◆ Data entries
========================
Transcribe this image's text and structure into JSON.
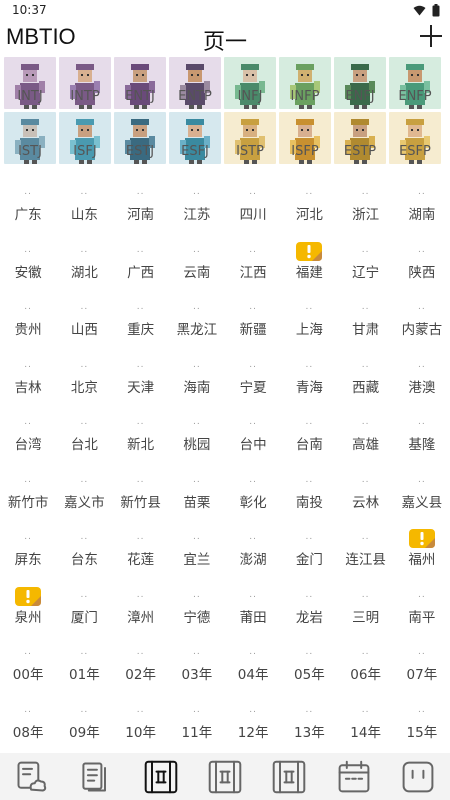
{
  "status": {
    "time": "10:37"
  },
  "app": {
    "title": "MBTIO",
    "page_title": "页一"
  },
  "mbti": [
    {
      "label": "INTJ",
      "bg": "#e6dcea",
      "skin": "#b89ab8",
      "fig": "#7a5a86",
      "accent": "#a080a8"
    },
    {
      "label": "INTP",
      "bg": "#e6dcea",
      "skin": "#d8b090",
      "fig": "#7a5a86",
      "accent": "#9a7fb0"
    },
    {
      "label": "ENTJ",
      "bg": "#e6dcea",
      "skin": "#c8a080",
      "fig": "#6a4a7a",
      "accent": "#8a6a9a"
    },
    {
      "label": "ENTP",
      "bg": "#e6dcea",
      "skin": "#c89870",
      "fig": "#5a4a6a",
      "accent": "#9a8aa0"
    },
    {
      "label": "INFJ",
      "bg": "#d6ecdf",
      "skin": "#d8c0a8",
      "fig": "#4a8a6a",
      "accent": "#78b890"
    },
    {
      "label": "INFP",
      "bg": "#d6ecdf",
      "skin": "#d0b070",
      "fig": "#6aa060",
      "accent": "#a8c878"
    },
    {
      "label": "ENFJ",
      "bg": "#d6ecdf",
      "skin": "#c8a080",
      "fig": "#3a6a4a",
      "accent": "#5a8a5a"
    },
    {
      "label": "ENFP",
      "bg": "#d6ecdf",
      "skin": "#c89870",
      "fig": "#4a9a7a",
      "accent": "#7ac0a0"
    },
    {
      "label": "ISTJ",
      "bg": "#d6e8ee",
      "skin": "#c8c0b8",
      "fig": "#5a8aa0",
      "accent": "#8ab0c0"
    },
    {
      "label": "ISFJ",
      "bg": "#d6e8ee",
      "skin": "#c8a080",
      "fig": "#4a9ab0",
      "accent": "#7ac0d0"
    },
    {
      "label": "ESTJ",
      "bg": "#d6e8ee",
      "skin": "#c8a080",
      "fig": "#3a6a80",
      "accent": "#5a8aa0"
    },
    {
      "label": "ESFJ",
      "bg": "#d6e8ee",
      "skin": "#d8b090",
      "fig": "#3a8aa0",
      "accent": "#6ab0c8"
    },
    {
      "label": "ISTP",
      "bg": "#f6ecd0",
      "skin": "#d8b080",
      "fig": "#c8a040",
      "accent": "#e0c070"
    },
    {
      "label": "ISFP",
      "bg": "#f6ecd0",
      "skin": "#d8b090",
      "fig": "#c89030",
      "accent": "#e8c060"
    },
    {
      "label": "ESTP",
      "bg": "#f6ecd0",
      "skin": "#c8a080",
      "fig": "#b08a30",
      "accent": "#d8b050"
    },
    {
      "label": "ESFP",
      "bg": "#f6ecd0",
      "skin": "#e0b890",
      "fig": "#c8a040",
      "accent": "#e8c870"
    }
  ],
  "cities": [
    {
      "name": "广东"
    },
    {
      "name": "山东"
    },
    {
      "name": "河南"
    },
    {
      "name": "江苏"
    },
    {
      "name": "四川"
    },
    {
      "name": "河北"
    },
    {
      "name": "浙江"
    },
    {
      "name": "湖南"
    },
    {
      "name": "安徽"
    },
    {
      "name": "湖北"
    },
    {
      "name": "广西"
    },
    {
      "name": "云南"
    },
    {
      "name": "江西"
    },
    {
      "name": "福建",
      "badge": true
    },
    {
      "name": "辽宁"
    },
    {
      "name": "陕西"
    },
    {
      "name": "贵州"
    },
    {
      "name": "山西"
    },
    {
      "name": "重庆"
    },
    {
      "name": "黑龙江"
    },
    {
      "name": "新疆"
    },
    {
      "name": "上海"
    },
    {
      "name": "甘肃"
    },
    {
      "name": "内蒙古"
    },
    {
      "name": "吉林"
    },
    {
      "name": "北京"
    },
    {
      "name": "天津"
    },
    {
      "name": "海南"
    },
    {
      "name": "宁夏"
    },
    {
      "name": "青海"
    },
    {
      "name": "西藏"
    },
    {
      "name": "港澳"
    },
    {
      "name": "台湾"
    },
    {
      "name": "台北"
    },
    {
      "name": "新北"
    },
    {
      "name": "桃园"
    },
    {
      "name": "台中"
    },
    {
      "name": "台南"
    },
    {
      "name": "高雄"
    },
    {
      "name": "基隆"
    },
    {
      "name": "新竹市"
    },
    {
      "name": "嘉义市"
    },
    {
      "name": "新竹县"
    },
    {
      "name": "苗栗"
    },
    {
      "name": "彰化"
    },
    {
      "name": "南投"
    },
    {
      "name": "云林"
    },
    {
      "name": "嘉义县"
    },
    {
      "name": "屏东"
    },
    {
      "name": "台东"
    },
    {
      "name": "花莲"
    },
    {
      "name": "宜兰"
    },
    {
      "name": "澎湖"
    },
    {
      "name": "金门"
    },
    {
      "name": "连江县"
    },
    {
      "name": "福州",
      "badge": true
    },
    {
      "name": "泉州",
      "badge": true
    },
    {
      "name": "厦门"
    },
    {
      "name": "漳州"
    },
    {
      "name": "宁德"
    },
    {
      "name": "莆田"
    },
    {
      "name": "龙岩"
    },
    {
      "name": "三明"
    },
    {
      "name": "南平"
    },
    {
      "name": "00年"
    },
    {
      "name": "01年"
    },
    {
      "name": "02年"
    },
    {
      "name": "03年"
    },
    {
      "name": "04年"
    },
    {
      "name": "05年"
    },
    {
      "name": "06年"
    },
    {
      "name": "07年"
    },
    {
      "name": "08年"
    },
    {
      "name": "09年"
    },
    {
      "name": "10年"
    },
    {
      "name": "11年"
    },
    {
      "name": "12年"
    },
    {
      "name": "13年"
    },
    {
      "name": "14年"
    },
    {
      "name": "15年"
    }
  ],
  "city_dots": "..",
  "badge_colors": {
    "left": "#f5b800",
    "right": "#c88a3c",
    "mark": "#ffffff"
  },
  "bottom_nav": [
    {
      "icon": "document-cloud-icon",
      "active": false
    },
    {
      "icon": "documents-icon",
      "active": false
    },
    {
      "icon": "grid-page-icon",
      "active": true
    },
    {
      "icon": "grid-page-icon",
      "active": false
    },
    {
      "icon": "grid-page-icon",
      "active": false
    },
    {
      "icon": "calendar-icon",
      "active": false
    },
    {
      "icon": "face-icon",
      "active": false
    }
  ],
  "nav_colors": {
    "active": "#111111",
    "inactive": "#666666"
  }
}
========================
◆ Directions for this task
Reproduce each entry precisely, dropping only the pictures.

◆ Solution
Transcribe this image's text and structure into JSON.
{
  "status": {
    "time": "10:37"
  },
  "app": {
    "title": "MBTIO",
    "page_title": "页一"
  },
  "mbti": [
    {
      "label": "INTJ",
      "bg": "#e6dcea",
      "skin": "#b89ab8",
      "fig": "#7a5a86",
      "accent": "#a080a8"
    },
    {
      "label": "INTP",
      "bg": "#e6dcea",
      "skin": "#d8b090",
      "fig": "#7a5a86",
      "accent": "#9a7fb0"
    },
    {
      "label": "ENTJ",
      "bg": "#e6dcea",
      "skin": "#c8a080",
      "fig": "#6a4a7a",
      "accent": "#8a6a9a"
    },
    {
      "label": "ENTP",
      "bg": "#e6dcea",
      "skin": "#c89870",
      "fig": "#5a4a6a",
      "accent": "#9a8aa0"
    },
    {
      "label": "INFJ",
      "bg": "#d6ecdf",
      "skin": "#d8c0a8",
      "fig": "#4a8a6a",
      "accent": "#78b890"
    },
    {
      "label": "INFP",
      "bg": "#d6ecdf",
      "skin": "#d0b070",
      "fig": "#6aa060",
      "accent": "#a8c878"
    },
    {
      "label": "ENFJ",
      "bg": "#d6ecdf",
      "skin": "#c8a080",
      "fig": "#3a6a4a",
      "accent": "#5a8a5a"
    },
    {
      "label": "ENFP",
      "bg": "#d6ecdf",
      "skin": "#c89870",
      "fig": "#4a9a7a",
      "accent": "#7ac0a0"
    },
    {
      "label": "ISTJ",
      "bg": "#d6e8ee",
      "skin": "#c8c0b8",
      "fig": "#5a8aa0",
      "accent": "#8ab0c0"
    },
    {
      "label": "ISFJ",
      "bg": "#d6e8ee",
      "skin": "#c8a080",
      "fig": "#4a9ab0",
      "accent": "#7ac0d0"
    },
    {
      "label": "ESTJ",
      "bg": "#d6e8ee",
      "skin": "#c8a080",
      "fig": "#3a6a80",
      "accent": "#5a8aa0"
    },
    {
      "label": "ESFJ",
      "bg": "#d6e8ee",
      "skin": "#d8b090",
      "fig": "#3a8aa0",
      "accent": "#6ab0c8"
    },
    {
      "label": "ISTP",
      "bg": "#f6ecd0",
      "skin": "#d8b080",
      "fig": "#c8a040",
      "accent": "#e0c070"
    },
    {
      "label": "ISFP",
      "bg": "#f6ecd0",
      "skin": "#d8b090",
      "fig": "#c89030",
      "accent": "#e8c060"
    },
    {
      "label": "ESTP",
      "bg": "#f6ecd0",
      "skin": "#c8a080",
      "fig": "#b08a30",
      "accent": "#d8b050"
    },
    {
      "label": "ESFP",
      "bg": "#f6ecd0",
      "skin": "#e0b890",
      "fig": "#c8a040",
      "accent": "#e8c870"
    }
  ],
  "cities": [
    {
      "name": "广东"
    },
    {
      "name": "山东"
    },
    {
      "name": "河南"
    },
    {
      "name": "江苏"
    },
    {
      "name": "四川"
    },
    {
      "name": "河北"
    },
    {
      "name": "浙江"
    },
    {
      "name": "湖南"
    },
    {
      "name": "安徽"
    },
    {
      "name": "湖北"
    },
    {
      "name": "广西"
    },
    {
      "name": "云南"
    },
    {
      "name": "江西"
    },
    {
      "name": "福建",
      "badge": true
    },
    {
      "name": "辽宁"
    },
    {
      "name": "陕西"
    },
    {
      "name": "贵州"
    },
    {
      "name": "山西"
    },
    {
      "name": "重庆"
    },
    {
      "name": "黑龙江"
    },
    {
      "name": "新疆"
    },
    {
      "name": "上海"
    },
    {
      "name": "甘肃"
    },
    {
      "name": "内蒙古"
    },
    {
      "name": "吉林"
    },
    {
      "name": "北京"
    },
    {
      "name": "天津"
    },
    {
      "name": "海南"
    },
    {
      "name": "宁夏"
    },
    {
      "name": "青海"
    },
    {
      "name": "西藏"
    },
    {
      "name": "港澳"
    },
    {
      "name": "台湾"
    },
    {
      "name": "台北"
    },
    {
      "name": "新北"
    },
    {
      "name": "桃园"
    },
    {
      "name": "台中"
    },
    {
      "name": "台南"
    },
    {
      "name": "高雄"
    },
    {
      "name": "基隆"
    },
    {
      "name": "新竹市"
    },
    {
      "name": "嘉义市"
    },
    {
      "name": "新竹县"
    },
    {
      "name": "苗栗"
    },
    {
      "name": "彰化"
    },
    {
      "name": "南投"
    },
    {
      "name": "云林"
    },
    {
      "name": "嘉义县"
    },
    {
      "name": "屏东"
    },
    {
      "name": "台东"
    },
    {
      "name": "花莲"
    },
    {
      "name": "宜兰"
    },
    {
      "name": "澎湖"
    },
    {
      "name": "金门"
    },
    {
      "name": "连江县"
    },
    {
      "name": "福州",
      "badge": true
    },
    {
      "name": "泉州",
      "badge": true
    },
    {
      "name": "厦门"
    },
    {
      "name": "漳州"
    },
    {
      "name": "宁德"
    },
    {
      "name": "莆田"
    },
    {
      "name": "龙岩"
    },
    {
      "name": "三明"
    },
    {
      "name": "南平"
    },
    {
      "name": "00年"
    },
    {
      "name": "01年"
    },
    {
      "name": "02年"
    },
    {
      "name": "03年"
    },
    {
      "name": "04年"
    },
    {
      "name": "05年"
    },
    {
      "name": "06年"
    },
    {
      "name": "07年"
    },
    {
      "name": "08年"
    },
    {
      "name": "09年"
    },
    {
      "name": "10年"
    },
    {
      "name": "11年"
    },
    {
      "name": "12年"
    },
    {
      "name": "13年"
    },
    {
      "name": "14年"
    },
    {
      "name": "15年"
    }
  ],
  "city_dots": "..",
  "badge_colors": {
    "left": "#f5b800",
    "right": "#c88a3c",
    "mark": "#ffffff"
  },
  "bottom_nav": [
    {
      "icon": "document-cloud-icon",
      "active": false
    },
    {
      "icon": "documents-icon",
      "active": false
    },
    {
      "icon": "grid-page-icon",
      "active": true
    },
    {
      "icon": "grid-page-icon",
      "active": false
    },
    {
      "icon": "grid-page-icon",
      "active": false
    },
    {
      "icon": "calendar-icon",
      "active": false
    },
    {
      "icon": "face-icon",
      "active": false
    }
  ],
  "nav_colors": {
    "active": "#111111",
    "inactive": "#666666"
  }
}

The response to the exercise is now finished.